THE EXERCISE
Identify each line holding the string "Total" and copy it.

━━━ RECORDS FOR THE TASK ━━━

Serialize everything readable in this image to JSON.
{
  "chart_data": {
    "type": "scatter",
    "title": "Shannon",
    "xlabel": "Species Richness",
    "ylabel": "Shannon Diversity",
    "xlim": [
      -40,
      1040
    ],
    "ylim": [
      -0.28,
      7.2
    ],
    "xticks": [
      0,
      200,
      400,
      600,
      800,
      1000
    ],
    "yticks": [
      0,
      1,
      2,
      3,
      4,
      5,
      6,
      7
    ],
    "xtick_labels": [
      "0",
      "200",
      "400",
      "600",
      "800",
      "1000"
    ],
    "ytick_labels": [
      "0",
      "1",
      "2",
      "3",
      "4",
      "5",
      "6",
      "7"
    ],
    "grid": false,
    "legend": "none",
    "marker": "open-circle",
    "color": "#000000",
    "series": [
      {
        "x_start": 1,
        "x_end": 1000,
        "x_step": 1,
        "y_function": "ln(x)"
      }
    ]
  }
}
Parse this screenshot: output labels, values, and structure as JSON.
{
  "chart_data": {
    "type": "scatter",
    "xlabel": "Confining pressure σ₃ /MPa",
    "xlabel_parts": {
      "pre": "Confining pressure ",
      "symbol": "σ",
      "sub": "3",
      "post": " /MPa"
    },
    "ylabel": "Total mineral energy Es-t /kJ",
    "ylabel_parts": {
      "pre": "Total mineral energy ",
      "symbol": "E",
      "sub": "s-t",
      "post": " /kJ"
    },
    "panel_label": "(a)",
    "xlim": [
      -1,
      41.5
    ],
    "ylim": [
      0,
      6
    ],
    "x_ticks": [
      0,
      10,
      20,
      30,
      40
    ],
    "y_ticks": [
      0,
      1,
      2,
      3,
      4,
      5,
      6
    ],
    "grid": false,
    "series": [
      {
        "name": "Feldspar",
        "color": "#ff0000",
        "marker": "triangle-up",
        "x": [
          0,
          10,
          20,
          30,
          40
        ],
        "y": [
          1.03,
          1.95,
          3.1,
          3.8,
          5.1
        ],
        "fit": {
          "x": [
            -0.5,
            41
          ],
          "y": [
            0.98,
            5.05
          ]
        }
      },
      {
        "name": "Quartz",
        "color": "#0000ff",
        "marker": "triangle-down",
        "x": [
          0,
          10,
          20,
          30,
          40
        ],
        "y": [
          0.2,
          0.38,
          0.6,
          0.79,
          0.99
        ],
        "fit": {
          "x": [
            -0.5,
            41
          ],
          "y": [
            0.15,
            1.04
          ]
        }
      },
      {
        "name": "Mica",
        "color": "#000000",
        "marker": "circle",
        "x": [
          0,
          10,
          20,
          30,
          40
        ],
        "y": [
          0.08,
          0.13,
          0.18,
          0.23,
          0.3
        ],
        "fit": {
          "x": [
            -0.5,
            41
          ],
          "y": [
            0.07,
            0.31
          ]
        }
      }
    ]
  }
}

━━━

EXERCISE OUTPUT
    "ylabel": "Total mineral energy Es-t /kJ",
      "pre": "Total mineral energy ",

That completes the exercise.